TO DO:
Pictures stay out; everything else in the records below is copied exactly.

[Data items]
::::

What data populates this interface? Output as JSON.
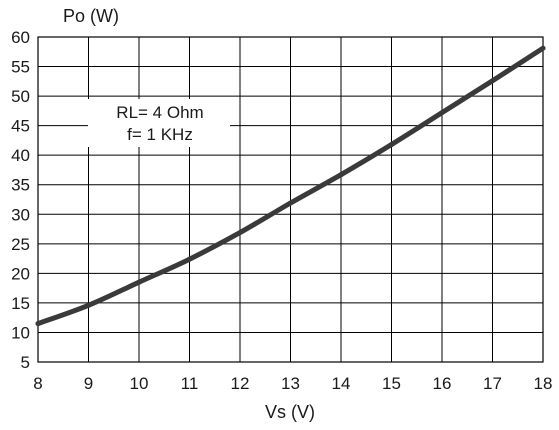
{
  "chart_data": {
    "type": "line",
    "title": "",
    "xlabel": "Vs (V)",
    "ylabel": "Po (W)",
    "xlim": [
      8,
      18
    ],
    "ylim": [
      5,
      60
    ],
    "x_ticks": [
      "8",
      "9",
      "10",
      "11",
      "12",
      "13",
      "14",
      "15",
      "16",
      "17",
      "18"
    ],
    "y_ticks": [
      "5",
      "10",
      "15",
      "20",
      "25",
      "30",
      "35",
      "40",
      "45",
      "50",
      "55",
      "60"
    ],
    "grid": true,
    "series": [
      {
        "x": [
          8,
          9,
          10,
          11,
          12,
          13,
          14,
          15,
          16,
          17,
          18
        ],
        "y": [
          11.5,
          14.6,
          18.5,
          22.4,
          26.9,
          31.9,
          36.7,
          41.8,
          47.2,
          52.6,
          58.1
        ]
      }
    ],
    "annotation": [
      "RL= 4 Ohm",
      "f= 1 KHz"
    ],
    "line_color": "#3a3a3a"
  }
}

::::

RESULT OF THE EXERCISE:
What data populates this interface? Output as JSON.
{
  "chart_data": {
    "type": "line",
    "title": "",
    "xlabel": "Vs (V)",
    "ylabel": "Po (W)",
    "xlim": [
      8,
      18
    ],
    "ylim": [
      5,
      60
    ],
    "x_ticks": [
      "8",
      "9",
      "10",
      "11",
      "12",
      "13",
      "14",
      "15",
      "16",
      "17",
      "18"
    ],
    "y_ticks": [
      "5",
      "10",
      "15",
      "20",
      "25",
      "30",
      "35",
      "40",
      "45",
      "50",
      "55",
      "60"
    ],
    "grid": true,
    "series": [
      {
        "x": [
          8,
          9,
          10,
          11,
          12,
          13,
          14,
          15,
          16,
          17,
          18
        ],
        "y": [
          11.5,
          14.6,
          18.5,
          22.4,
          26.9,
          31.9,
          36.7,
          41.8,
          47.2,
          52.6,
          58.1
        ]
      }
    ],
    "annotation": [
      "RL= 4 Ohm",
      "f= 1 KHz"
    ],
    "line_color": "#3a3a3a"
  }
}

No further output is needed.